• [PROBLEM]: Using the listing below, copy every line that mentions "label".

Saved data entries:
◇ ◇ ◇ ◇ ◇

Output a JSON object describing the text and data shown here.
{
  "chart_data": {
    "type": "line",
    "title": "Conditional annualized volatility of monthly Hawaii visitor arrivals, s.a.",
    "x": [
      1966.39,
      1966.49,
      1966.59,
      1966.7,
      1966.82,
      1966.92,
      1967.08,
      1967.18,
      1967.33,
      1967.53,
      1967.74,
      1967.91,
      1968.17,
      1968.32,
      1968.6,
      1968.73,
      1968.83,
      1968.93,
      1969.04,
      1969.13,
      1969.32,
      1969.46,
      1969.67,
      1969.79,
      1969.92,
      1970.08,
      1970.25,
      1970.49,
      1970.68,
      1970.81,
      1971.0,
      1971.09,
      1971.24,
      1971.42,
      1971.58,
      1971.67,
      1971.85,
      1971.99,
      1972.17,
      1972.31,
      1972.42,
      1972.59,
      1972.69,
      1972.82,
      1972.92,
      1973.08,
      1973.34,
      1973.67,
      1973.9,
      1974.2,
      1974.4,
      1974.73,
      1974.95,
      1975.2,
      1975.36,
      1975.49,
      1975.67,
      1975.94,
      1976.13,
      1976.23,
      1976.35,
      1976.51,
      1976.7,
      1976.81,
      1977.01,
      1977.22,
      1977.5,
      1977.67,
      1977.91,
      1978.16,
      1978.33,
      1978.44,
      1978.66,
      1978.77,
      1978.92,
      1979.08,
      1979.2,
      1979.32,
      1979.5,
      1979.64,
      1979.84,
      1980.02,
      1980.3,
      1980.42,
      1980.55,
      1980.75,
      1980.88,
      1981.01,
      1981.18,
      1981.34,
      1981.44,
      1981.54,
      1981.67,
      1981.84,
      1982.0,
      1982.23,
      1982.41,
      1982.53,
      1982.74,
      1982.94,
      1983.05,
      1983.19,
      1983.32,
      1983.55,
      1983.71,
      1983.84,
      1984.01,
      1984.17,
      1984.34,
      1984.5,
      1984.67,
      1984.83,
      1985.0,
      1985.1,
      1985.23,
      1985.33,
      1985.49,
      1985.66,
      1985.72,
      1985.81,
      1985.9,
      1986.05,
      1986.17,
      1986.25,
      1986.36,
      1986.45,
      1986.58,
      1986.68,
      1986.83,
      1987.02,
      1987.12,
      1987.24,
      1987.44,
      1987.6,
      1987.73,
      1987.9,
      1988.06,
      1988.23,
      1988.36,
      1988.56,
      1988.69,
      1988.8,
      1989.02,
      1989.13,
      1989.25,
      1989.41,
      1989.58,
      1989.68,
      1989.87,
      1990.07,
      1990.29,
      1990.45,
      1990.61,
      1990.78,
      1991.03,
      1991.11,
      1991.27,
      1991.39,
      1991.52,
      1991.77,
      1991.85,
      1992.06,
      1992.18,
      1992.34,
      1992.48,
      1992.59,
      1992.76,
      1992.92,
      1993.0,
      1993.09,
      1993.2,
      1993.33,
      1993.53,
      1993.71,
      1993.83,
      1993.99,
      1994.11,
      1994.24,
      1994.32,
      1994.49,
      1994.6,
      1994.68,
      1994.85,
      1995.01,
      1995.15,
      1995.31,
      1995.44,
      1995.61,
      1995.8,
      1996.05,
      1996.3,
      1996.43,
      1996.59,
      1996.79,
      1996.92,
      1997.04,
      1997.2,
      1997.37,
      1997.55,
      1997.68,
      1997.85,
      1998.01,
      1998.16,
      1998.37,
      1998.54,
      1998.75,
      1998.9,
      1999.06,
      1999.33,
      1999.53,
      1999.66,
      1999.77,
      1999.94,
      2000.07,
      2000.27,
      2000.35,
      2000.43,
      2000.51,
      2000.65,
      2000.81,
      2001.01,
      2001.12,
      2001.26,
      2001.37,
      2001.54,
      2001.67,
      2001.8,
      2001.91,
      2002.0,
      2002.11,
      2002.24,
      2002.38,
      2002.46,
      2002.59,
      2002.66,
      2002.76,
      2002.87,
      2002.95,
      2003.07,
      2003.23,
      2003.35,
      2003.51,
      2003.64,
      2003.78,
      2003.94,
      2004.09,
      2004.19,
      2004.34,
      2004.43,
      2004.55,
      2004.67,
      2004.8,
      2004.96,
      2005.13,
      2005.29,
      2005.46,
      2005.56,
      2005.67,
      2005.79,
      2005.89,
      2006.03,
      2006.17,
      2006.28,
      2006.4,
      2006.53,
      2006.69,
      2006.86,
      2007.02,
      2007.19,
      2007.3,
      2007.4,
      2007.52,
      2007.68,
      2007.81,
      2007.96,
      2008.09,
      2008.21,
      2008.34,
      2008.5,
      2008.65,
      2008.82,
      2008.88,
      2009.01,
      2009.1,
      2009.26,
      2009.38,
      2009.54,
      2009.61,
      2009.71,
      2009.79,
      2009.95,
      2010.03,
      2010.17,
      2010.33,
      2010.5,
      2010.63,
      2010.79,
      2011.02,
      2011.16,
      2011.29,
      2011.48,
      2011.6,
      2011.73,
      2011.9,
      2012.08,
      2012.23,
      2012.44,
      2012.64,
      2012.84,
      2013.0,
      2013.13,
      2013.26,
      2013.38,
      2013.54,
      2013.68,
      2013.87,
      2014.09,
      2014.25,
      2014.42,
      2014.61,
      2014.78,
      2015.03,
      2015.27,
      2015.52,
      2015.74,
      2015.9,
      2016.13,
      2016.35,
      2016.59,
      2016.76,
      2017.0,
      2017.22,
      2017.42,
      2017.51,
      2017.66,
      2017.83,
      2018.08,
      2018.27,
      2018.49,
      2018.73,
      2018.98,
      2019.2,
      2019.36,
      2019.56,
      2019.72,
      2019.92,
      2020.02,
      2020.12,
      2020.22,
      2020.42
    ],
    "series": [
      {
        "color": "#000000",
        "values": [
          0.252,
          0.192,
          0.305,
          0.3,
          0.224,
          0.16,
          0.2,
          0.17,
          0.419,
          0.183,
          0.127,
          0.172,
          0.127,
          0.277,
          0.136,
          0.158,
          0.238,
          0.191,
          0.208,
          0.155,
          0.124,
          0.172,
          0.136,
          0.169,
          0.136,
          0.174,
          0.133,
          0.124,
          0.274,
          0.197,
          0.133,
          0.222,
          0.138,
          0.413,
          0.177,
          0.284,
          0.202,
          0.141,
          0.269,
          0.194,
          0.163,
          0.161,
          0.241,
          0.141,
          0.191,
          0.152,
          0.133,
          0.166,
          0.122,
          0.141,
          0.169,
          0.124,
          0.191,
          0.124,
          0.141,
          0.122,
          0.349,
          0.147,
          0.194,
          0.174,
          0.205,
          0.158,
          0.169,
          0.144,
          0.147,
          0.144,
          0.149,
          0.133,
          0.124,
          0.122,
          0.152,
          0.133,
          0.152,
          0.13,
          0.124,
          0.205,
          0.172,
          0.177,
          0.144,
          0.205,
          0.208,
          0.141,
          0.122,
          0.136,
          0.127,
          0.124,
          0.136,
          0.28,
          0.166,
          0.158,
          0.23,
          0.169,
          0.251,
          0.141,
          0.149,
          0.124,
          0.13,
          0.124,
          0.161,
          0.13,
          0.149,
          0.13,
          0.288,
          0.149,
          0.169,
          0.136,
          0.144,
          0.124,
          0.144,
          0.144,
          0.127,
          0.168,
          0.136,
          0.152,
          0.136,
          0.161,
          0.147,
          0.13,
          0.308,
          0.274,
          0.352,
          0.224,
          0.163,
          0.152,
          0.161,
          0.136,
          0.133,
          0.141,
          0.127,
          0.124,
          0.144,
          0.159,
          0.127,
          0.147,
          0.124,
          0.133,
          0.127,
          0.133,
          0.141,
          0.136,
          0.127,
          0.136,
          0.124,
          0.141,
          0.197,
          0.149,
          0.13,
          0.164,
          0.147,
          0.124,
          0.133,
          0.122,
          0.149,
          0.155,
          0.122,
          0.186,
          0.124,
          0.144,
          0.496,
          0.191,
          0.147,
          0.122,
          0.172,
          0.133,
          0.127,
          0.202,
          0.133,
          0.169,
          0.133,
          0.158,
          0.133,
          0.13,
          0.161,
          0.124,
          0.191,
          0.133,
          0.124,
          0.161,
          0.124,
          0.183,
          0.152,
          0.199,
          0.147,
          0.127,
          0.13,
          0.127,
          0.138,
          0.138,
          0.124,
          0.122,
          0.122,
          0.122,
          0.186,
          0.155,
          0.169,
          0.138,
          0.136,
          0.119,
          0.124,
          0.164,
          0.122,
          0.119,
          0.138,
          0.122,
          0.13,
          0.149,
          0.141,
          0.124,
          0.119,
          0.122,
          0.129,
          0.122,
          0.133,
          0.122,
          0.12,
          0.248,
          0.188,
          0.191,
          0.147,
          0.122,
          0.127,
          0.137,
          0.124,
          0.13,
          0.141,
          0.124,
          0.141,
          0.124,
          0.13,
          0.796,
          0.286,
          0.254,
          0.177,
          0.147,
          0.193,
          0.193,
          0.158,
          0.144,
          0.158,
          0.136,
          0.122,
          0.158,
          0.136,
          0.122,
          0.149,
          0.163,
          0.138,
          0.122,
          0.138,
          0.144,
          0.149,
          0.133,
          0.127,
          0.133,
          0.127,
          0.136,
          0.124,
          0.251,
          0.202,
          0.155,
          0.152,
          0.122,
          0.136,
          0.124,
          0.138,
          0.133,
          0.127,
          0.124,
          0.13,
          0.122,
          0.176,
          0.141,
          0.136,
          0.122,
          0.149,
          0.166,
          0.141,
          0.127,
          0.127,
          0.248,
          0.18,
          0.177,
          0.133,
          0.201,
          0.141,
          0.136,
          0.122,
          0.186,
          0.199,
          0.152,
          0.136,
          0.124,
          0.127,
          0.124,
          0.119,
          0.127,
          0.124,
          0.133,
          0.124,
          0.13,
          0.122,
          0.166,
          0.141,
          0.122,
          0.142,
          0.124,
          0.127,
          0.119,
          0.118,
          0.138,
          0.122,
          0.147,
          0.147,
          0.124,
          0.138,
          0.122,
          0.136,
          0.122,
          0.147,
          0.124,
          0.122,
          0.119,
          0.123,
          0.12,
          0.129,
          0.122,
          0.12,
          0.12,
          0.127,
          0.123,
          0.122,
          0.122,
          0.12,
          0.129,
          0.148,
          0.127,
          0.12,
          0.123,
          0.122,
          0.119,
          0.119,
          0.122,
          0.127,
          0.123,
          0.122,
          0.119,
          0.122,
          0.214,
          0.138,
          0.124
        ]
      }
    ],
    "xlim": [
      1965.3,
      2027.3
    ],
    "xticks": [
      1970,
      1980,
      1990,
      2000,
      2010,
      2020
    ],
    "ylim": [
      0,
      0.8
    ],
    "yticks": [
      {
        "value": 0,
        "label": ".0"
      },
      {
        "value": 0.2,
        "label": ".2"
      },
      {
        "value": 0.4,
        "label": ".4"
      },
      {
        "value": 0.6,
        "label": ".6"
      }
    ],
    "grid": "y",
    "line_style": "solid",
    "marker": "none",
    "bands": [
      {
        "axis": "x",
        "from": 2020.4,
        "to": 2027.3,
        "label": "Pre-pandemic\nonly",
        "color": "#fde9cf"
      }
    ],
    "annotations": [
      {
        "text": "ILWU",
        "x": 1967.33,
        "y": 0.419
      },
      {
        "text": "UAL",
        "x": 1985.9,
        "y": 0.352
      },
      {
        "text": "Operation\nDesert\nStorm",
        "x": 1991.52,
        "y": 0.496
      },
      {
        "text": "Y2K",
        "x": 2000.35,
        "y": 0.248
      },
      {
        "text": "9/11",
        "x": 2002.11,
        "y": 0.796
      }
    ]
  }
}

◇ ◇ ◇ ◇ ◇

• [THE RESULT]:
        "label": ".0"
        "label": ".2"
        "label": ".4"
        "label": ".6"
        "label": "Pre-pandemic\nonly",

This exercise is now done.